━━━ INPUT ━━━

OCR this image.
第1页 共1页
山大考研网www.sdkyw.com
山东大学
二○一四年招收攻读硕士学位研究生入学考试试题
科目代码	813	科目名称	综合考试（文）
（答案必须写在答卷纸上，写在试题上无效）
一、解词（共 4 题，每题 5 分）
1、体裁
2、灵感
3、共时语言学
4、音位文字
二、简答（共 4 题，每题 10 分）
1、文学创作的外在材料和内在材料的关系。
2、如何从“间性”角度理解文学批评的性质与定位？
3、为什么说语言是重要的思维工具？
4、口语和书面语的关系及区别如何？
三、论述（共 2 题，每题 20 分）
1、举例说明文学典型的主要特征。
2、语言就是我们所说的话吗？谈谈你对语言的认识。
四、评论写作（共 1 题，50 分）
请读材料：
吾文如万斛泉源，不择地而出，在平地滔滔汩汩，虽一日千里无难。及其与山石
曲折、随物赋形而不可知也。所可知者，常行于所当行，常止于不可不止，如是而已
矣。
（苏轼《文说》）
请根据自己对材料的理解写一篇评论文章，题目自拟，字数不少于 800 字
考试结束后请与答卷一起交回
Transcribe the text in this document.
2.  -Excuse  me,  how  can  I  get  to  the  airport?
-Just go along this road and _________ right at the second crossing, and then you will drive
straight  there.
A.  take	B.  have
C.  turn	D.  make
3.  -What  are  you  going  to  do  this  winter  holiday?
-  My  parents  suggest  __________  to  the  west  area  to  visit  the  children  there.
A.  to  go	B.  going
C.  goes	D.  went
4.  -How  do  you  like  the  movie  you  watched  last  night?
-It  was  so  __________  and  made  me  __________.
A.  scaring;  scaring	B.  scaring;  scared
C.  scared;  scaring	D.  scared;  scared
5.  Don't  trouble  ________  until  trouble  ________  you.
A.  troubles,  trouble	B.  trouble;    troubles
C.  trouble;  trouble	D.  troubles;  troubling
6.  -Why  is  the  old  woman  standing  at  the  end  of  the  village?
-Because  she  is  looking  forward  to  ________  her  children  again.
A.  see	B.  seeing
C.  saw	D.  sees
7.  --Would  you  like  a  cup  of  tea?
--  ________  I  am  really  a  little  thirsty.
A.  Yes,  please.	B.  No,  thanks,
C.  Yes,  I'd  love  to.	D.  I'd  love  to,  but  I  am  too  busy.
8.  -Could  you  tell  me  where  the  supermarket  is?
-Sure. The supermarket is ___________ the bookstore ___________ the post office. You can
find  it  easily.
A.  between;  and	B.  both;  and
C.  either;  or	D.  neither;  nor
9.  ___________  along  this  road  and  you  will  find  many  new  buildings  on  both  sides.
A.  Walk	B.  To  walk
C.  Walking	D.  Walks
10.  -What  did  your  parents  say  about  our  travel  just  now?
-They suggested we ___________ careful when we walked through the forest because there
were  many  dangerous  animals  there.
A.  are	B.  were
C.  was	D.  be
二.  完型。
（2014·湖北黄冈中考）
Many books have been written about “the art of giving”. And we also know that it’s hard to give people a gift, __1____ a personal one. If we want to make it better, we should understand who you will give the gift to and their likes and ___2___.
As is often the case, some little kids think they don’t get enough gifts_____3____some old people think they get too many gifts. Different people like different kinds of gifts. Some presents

━━━

GIVEN PROBLEM -
Reproduce all the records precisely.

OUTPUT -
OCR this image.
第1页 共1页
山大考研网www.sdkyw.com
山东大学
二○一四年招收攻读硕士学位研究生入学考试试题
科目代码	813	科目名称	综合考试（文）
（答案必须写在答卷纸上，写在试题上无效）
一、解词（共 4 题，每题 5 分）
1、体裁
2、灵感
3、共时语言学
4、音位文字
二、简答（共 4 题，每题 10 分）
1、文学创作的外在材料和内在材料的关系。
2、如何从“间性”角度理解文学批评的性质与定位？
3、为什么说语言是重要的思维工具？
4、口语和书面语的关系及区别如何？
三、论述（共 2 题，每题 20 分）
1、举例说明文学典型的主要特征。
2、语言就是我们所说的话吗？谈谈你对语言的认识。
四、评论写作（共 1 题，50 分）
请读材料：
吾文如万斛泉源，不择地而出，在平地滔滔汩汩，虽一日千里无难。及其与山石
曲折、随物赋形而不可知也。所可知者，常行于所当行，常止于不可不止，如是而已
矣。
（苏轼《文说》）
请根据自己对材料的理解写一篇评论文章，题目自拟，字数不少于 800 字
考试结束后请与答卷一起交回
Transcribe the text in this document.
2.  -Excuse  me,  how  can  I  get  to  the  airport?
-Just go along this road and _________ right at the second crossing, and then you will drive
straight  there.
A.  take	B.  have
C.  turn	D.  make
3.  -What  are  you  going  to  do  this  winter  holiday?
-  My  parents  suggest  __________  to  the  west  area  to  visit  the  children  there.
A.  to  go	B.  going
C.  goes	D.  went
4.  -How  do  you  like  the  movie  you  watched  last  night?
-It  was  so  __________  and  made  me  __________.
A.  scaring;  scaring	B.  scaring;  scared
C.  scared;  scaring	D.  scared;  scared
5.  Don't  trouble  ________  until  trouble  ________  you.
A.  troubles,  trouble	B.  trouble;    troubles
C.  trouble;  trouble	D.  troubles;  troubling
6.  -Why  is  the  old  woman  standing  at  the  end  of  the  village?
-Because  she  is  looking  forward  to  ________  her  children  again.
A.  see	B.  seeing
C.  saw	D.  sees
7.  --Would  you  like  a  cup  of  tea?
--  ________  I  am  really  a  little  thirsty.
A.  Yes,  please.	B.  No,  thanks,
C.  Yes,  I'd  love  to.	D.  I'd  love  to,  but  I  am  too  busy.
8.  -Could  you  tell  me  where  the  supermarket  is?
-Sure. The supermarket is ___________ the bookstore ___________ the post office. You can
find  it  easily.
A.  between;  and	B.  both;  and
C.  either;  or	D.  neither;  nor
9.  ___________  along  this  road  and  you  will  find  many  new  buildings  on  both  sides.
A.  Walk	B.  To  walk
C.  Walking	D.  Walks
10.  -What  did  your  parents  say  about  our  travel  just  now?
-They suggested we ___________ careful when we walked through the forest because there
were  many  dangerous  animals  there.
A.  are	B.  were
C.  was	D.  be
二.  完型。
（2014·湖北黄冈中考）
Many books have been written about “the art of giving”. And we also know that it’s hard to give people a gift, __1____ a personal one. If we want to make it better, we should understand who you will give the gift to and their likes and ___2___.
As is often the case, some little kids think they don’t get enough gifts_____3____some old people think they get too many gifts. Different people like different kinds of gifts. Some presents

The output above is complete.